● **Problem details**:
Lines containing the word "screenshot" are the ones to copy from the records below.
--- Begin ---
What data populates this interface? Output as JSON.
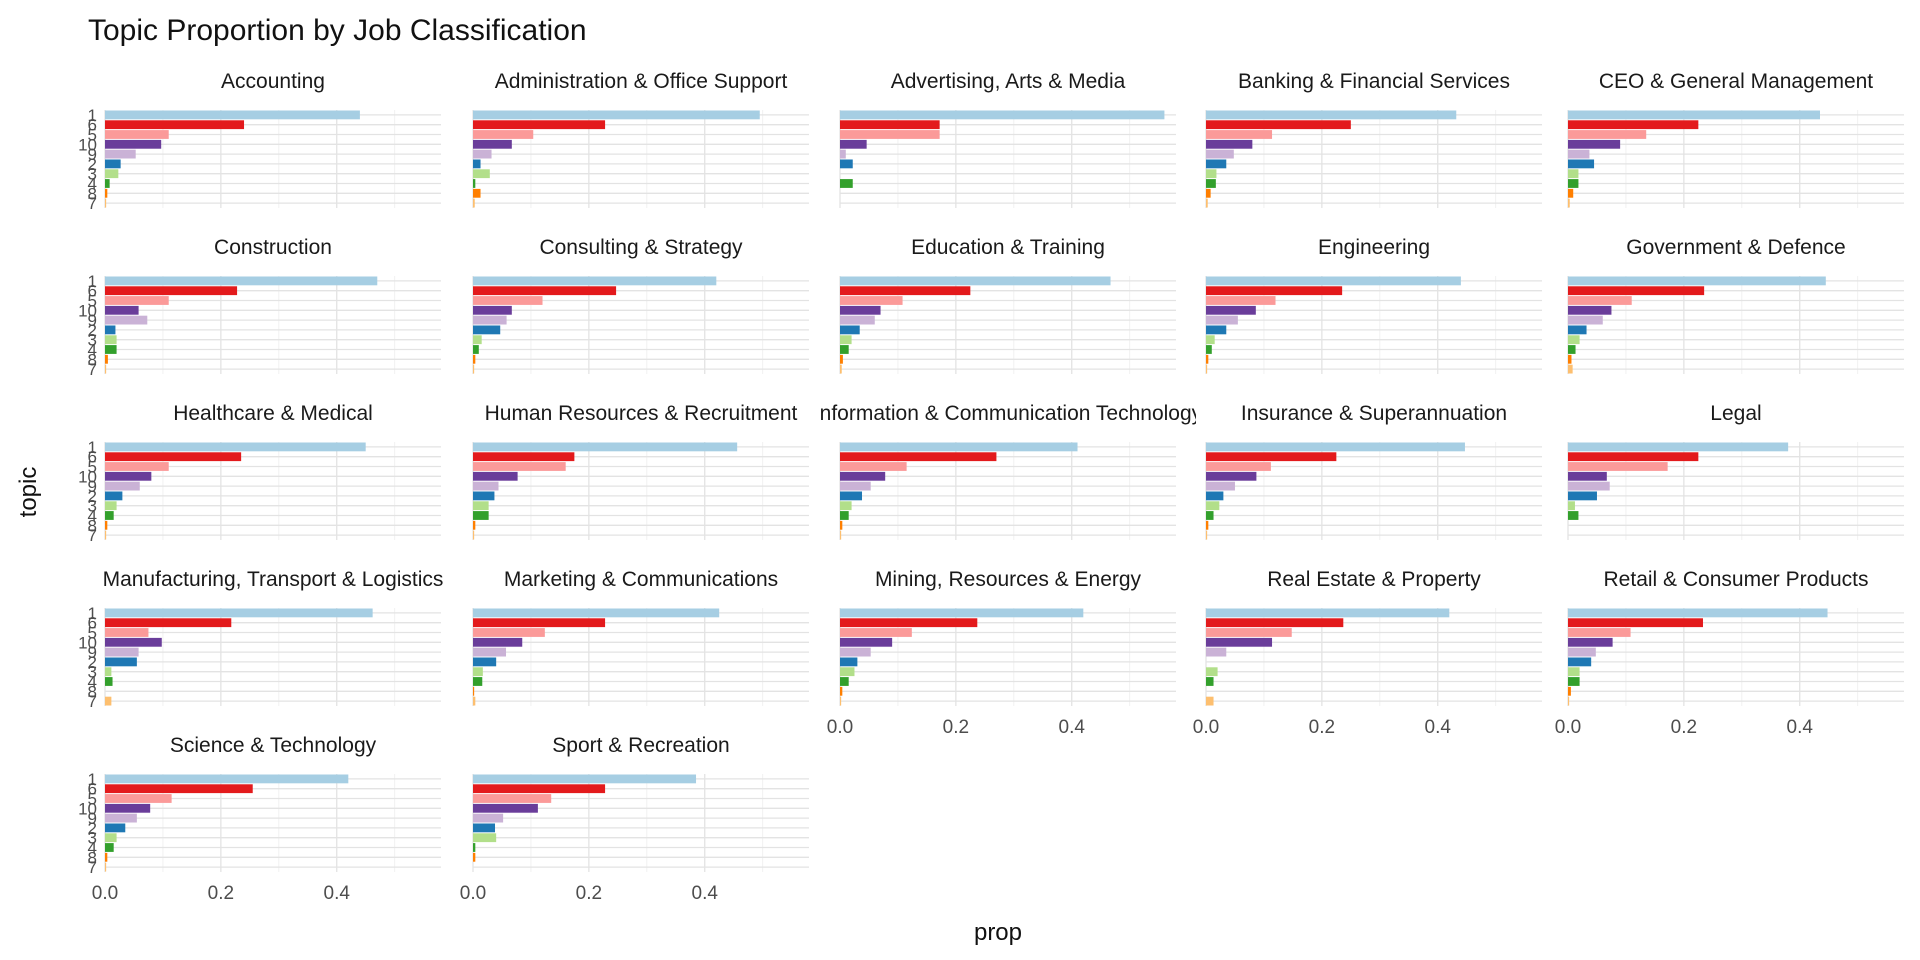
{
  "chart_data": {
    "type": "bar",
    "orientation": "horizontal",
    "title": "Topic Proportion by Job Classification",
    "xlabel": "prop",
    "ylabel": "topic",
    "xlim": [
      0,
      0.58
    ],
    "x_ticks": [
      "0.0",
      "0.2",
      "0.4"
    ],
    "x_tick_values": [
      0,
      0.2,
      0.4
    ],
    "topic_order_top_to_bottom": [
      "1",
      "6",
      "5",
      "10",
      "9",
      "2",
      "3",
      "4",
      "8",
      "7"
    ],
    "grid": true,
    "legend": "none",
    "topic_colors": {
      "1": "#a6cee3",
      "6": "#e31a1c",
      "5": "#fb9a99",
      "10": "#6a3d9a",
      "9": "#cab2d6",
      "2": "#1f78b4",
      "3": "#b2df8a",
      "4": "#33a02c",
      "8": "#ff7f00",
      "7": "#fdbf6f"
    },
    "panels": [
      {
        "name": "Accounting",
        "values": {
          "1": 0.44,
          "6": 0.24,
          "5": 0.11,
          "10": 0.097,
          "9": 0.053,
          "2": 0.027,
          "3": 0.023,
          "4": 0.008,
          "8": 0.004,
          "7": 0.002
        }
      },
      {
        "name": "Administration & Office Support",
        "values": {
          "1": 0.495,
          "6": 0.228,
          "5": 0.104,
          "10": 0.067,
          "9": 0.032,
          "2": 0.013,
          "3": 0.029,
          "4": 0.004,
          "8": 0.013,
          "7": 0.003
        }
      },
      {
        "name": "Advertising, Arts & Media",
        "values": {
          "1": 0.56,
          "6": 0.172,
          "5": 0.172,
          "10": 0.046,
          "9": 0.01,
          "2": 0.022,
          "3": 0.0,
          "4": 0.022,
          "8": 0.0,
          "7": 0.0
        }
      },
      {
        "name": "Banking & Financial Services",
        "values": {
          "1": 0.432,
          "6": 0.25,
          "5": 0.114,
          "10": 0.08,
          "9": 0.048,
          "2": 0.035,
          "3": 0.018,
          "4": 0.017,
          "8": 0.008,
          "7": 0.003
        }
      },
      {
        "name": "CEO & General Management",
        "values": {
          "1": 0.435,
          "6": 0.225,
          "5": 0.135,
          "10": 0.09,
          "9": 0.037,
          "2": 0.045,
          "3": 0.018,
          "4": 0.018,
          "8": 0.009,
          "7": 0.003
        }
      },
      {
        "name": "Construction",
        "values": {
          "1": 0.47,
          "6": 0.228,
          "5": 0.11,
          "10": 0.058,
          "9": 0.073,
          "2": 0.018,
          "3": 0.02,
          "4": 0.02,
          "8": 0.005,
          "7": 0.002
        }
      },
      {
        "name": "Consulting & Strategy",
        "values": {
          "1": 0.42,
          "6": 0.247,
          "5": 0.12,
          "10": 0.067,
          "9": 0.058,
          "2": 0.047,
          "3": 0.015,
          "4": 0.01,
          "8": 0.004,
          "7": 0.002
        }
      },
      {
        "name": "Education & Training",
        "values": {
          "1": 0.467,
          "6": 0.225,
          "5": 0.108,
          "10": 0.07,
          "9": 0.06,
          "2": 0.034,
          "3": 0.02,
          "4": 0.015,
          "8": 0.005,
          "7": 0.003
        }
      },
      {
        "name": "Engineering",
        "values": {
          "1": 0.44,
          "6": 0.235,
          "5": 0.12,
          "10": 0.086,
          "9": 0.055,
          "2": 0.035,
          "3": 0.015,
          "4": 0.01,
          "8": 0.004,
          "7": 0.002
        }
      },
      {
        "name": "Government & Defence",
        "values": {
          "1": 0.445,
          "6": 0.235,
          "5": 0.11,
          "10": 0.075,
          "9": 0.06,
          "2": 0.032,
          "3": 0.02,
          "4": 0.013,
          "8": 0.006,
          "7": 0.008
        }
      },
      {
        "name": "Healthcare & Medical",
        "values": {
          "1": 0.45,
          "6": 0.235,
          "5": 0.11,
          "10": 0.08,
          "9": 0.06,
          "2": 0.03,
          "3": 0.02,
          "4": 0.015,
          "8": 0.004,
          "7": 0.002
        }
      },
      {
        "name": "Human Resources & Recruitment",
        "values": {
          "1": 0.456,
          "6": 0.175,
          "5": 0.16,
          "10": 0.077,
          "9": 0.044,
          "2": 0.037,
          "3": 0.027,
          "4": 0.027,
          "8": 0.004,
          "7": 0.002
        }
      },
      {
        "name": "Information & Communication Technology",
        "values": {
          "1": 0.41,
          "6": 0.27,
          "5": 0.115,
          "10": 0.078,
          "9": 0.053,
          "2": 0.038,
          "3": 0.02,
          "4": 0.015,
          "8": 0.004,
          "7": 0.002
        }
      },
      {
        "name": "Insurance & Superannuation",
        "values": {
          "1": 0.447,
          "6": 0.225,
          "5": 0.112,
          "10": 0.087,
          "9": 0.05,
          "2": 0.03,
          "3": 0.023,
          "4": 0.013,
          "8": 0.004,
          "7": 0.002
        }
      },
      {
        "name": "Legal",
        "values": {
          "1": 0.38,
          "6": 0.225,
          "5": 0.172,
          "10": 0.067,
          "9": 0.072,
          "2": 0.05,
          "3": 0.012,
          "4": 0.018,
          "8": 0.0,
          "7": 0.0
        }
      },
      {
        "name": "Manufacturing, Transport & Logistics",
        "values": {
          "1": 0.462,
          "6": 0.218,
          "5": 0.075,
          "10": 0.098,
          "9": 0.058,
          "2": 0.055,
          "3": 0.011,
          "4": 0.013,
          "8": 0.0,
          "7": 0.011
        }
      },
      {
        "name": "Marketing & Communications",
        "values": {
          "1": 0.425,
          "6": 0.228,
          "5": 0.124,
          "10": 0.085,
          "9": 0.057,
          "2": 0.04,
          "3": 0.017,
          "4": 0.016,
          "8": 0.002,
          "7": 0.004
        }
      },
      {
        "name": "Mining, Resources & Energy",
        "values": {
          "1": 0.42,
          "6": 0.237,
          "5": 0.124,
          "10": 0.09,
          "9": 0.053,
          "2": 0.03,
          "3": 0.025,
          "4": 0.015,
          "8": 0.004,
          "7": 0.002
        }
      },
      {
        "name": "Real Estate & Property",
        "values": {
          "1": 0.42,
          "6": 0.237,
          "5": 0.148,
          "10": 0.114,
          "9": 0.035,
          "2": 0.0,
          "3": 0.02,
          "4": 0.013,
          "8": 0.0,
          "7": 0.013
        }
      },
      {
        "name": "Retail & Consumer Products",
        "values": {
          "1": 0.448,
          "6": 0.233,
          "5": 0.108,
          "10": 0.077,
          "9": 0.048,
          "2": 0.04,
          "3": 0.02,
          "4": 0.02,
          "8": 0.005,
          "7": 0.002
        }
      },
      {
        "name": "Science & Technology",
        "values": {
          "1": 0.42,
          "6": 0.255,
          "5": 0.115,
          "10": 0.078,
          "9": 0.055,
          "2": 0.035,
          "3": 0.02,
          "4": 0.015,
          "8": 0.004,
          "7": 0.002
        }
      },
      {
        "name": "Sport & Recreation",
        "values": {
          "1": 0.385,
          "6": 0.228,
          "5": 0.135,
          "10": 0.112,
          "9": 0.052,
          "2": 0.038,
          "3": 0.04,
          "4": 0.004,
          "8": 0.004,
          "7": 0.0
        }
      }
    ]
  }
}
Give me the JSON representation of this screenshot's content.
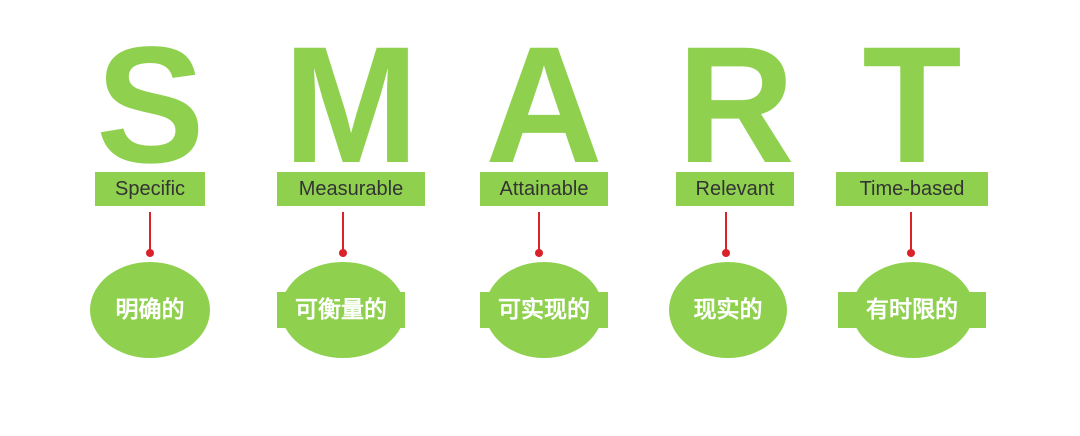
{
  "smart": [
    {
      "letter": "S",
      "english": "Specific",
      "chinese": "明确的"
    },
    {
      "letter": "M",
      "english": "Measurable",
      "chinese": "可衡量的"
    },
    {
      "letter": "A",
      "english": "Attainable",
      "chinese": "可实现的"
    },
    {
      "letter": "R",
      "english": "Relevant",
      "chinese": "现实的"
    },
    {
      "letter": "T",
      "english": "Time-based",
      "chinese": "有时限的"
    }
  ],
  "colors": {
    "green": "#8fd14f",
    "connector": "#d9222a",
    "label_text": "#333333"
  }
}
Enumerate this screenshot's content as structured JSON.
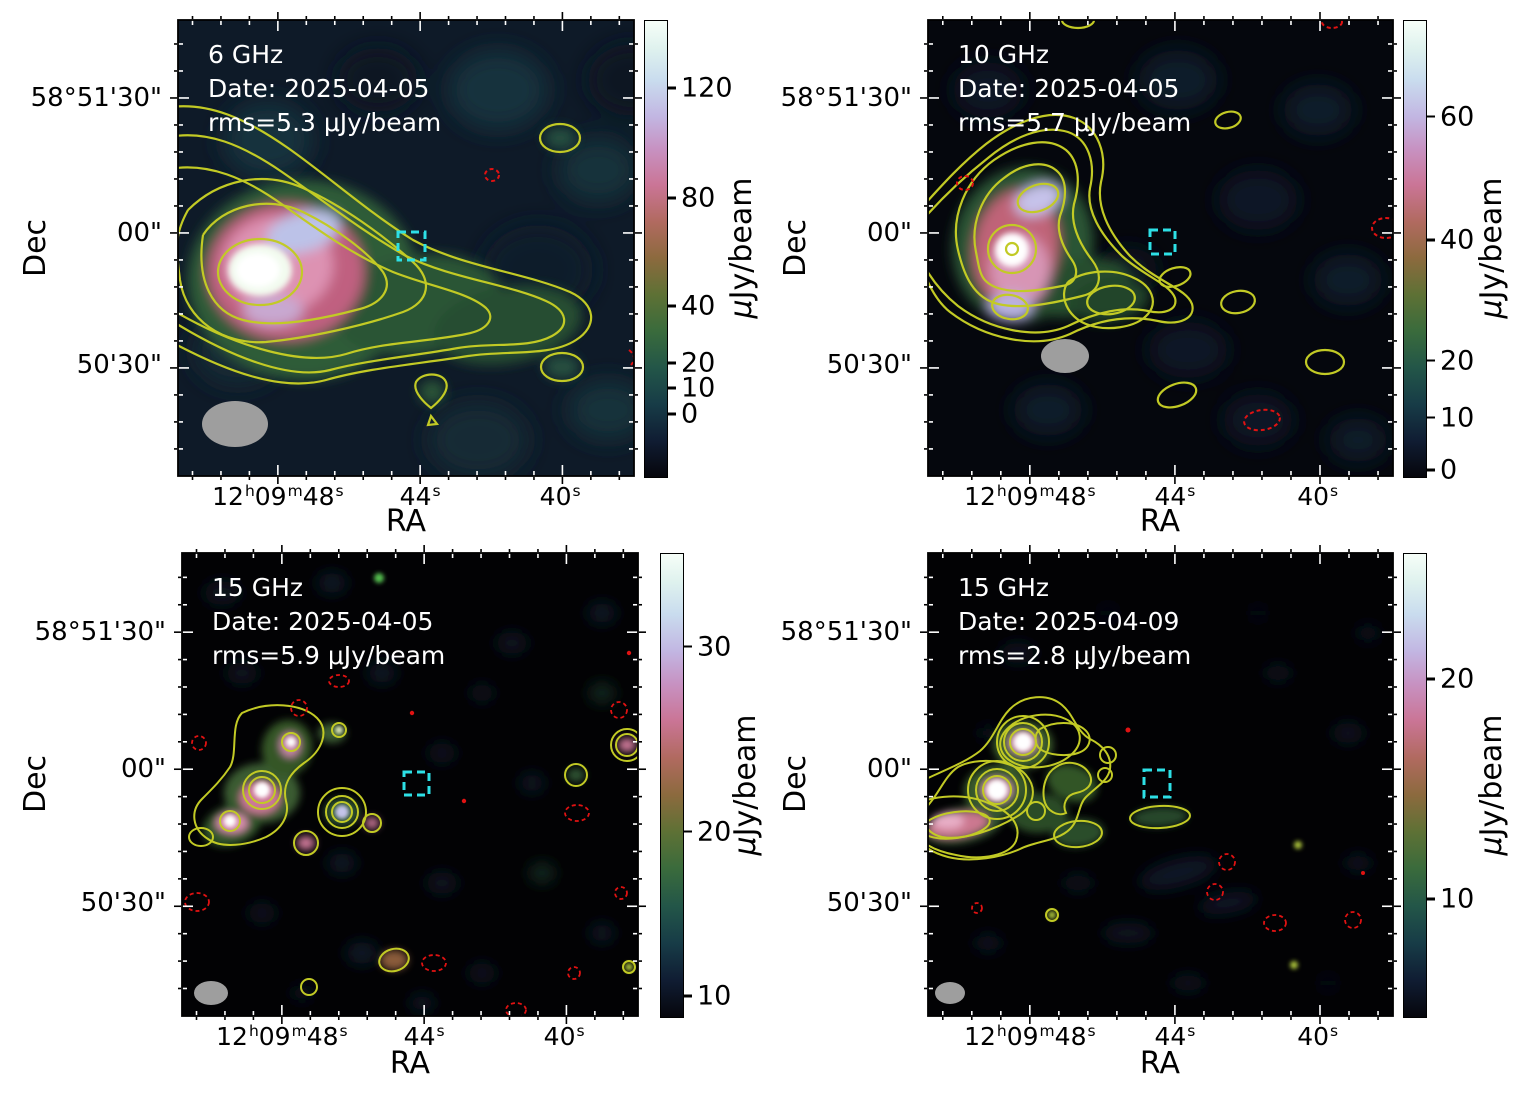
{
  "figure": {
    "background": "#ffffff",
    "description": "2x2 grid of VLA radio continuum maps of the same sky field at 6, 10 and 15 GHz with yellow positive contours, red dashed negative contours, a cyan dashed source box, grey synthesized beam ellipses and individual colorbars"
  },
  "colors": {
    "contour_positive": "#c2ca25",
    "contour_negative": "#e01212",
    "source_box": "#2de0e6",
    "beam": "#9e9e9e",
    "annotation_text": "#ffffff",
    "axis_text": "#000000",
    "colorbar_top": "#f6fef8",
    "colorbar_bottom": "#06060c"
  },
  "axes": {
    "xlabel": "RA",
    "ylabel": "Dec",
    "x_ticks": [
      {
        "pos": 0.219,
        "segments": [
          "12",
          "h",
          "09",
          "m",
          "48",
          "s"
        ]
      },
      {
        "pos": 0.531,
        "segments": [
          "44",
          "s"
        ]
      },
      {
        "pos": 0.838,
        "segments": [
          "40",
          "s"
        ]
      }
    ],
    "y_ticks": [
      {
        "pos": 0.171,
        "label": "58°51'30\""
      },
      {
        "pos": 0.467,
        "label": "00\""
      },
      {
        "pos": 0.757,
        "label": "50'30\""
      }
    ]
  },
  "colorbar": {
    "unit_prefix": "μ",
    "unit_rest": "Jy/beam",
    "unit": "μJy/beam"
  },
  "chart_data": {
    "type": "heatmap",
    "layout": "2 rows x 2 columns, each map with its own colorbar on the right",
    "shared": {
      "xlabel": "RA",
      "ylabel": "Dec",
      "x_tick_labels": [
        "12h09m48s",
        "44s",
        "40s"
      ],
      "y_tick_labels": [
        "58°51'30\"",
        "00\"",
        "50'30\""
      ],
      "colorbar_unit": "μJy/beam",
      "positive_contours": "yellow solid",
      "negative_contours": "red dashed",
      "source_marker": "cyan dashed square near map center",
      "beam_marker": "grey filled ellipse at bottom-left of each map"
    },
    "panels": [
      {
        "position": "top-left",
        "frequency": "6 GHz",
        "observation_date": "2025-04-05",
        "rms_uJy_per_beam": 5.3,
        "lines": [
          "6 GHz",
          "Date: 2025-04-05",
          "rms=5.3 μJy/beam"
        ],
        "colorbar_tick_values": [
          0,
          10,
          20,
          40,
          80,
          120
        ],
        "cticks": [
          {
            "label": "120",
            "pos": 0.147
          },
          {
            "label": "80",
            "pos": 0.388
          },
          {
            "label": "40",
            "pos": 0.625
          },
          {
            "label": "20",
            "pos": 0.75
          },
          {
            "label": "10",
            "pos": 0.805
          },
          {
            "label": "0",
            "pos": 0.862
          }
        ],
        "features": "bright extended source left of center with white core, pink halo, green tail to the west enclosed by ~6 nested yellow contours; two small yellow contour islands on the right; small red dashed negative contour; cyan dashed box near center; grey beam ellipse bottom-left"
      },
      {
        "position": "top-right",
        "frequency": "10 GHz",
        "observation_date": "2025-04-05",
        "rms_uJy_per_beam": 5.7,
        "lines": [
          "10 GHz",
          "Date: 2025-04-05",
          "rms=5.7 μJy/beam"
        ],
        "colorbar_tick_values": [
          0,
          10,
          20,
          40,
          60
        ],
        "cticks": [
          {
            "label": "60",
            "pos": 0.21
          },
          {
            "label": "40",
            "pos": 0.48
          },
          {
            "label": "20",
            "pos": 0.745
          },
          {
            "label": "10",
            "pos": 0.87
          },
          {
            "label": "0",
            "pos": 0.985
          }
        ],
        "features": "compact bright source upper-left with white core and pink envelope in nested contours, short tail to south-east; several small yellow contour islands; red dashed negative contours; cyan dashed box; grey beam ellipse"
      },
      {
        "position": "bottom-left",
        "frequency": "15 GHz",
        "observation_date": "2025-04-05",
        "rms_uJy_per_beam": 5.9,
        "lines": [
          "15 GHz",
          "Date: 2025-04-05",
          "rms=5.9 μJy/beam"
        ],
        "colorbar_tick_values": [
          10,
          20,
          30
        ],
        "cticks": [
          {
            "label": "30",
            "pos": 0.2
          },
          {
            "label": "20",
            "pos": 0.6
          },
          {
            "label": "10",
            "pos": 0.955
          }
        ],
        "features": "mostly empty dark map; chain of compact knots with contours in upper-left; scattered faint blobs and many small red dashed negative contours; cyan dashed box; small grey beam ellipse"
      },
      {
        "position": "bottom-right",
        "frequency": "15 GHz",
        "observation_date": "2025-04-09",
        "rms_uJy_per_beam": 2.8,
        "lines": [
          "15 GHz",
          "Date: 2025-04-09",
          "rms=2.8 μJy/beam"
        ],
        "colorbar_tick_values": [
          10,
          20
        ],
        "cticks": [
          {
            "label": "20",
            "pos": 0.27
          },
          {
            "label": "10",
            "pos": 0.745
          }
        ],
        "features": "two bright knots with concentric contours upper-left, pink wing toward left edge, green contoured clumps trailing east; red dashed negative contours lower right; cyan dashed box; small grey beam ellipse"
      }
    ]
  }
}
--- End ---
● **Answer to this exercise**:
Give me the JSON representation of this screenshot's content.
Enumerate this screenshot's content as structured JSON.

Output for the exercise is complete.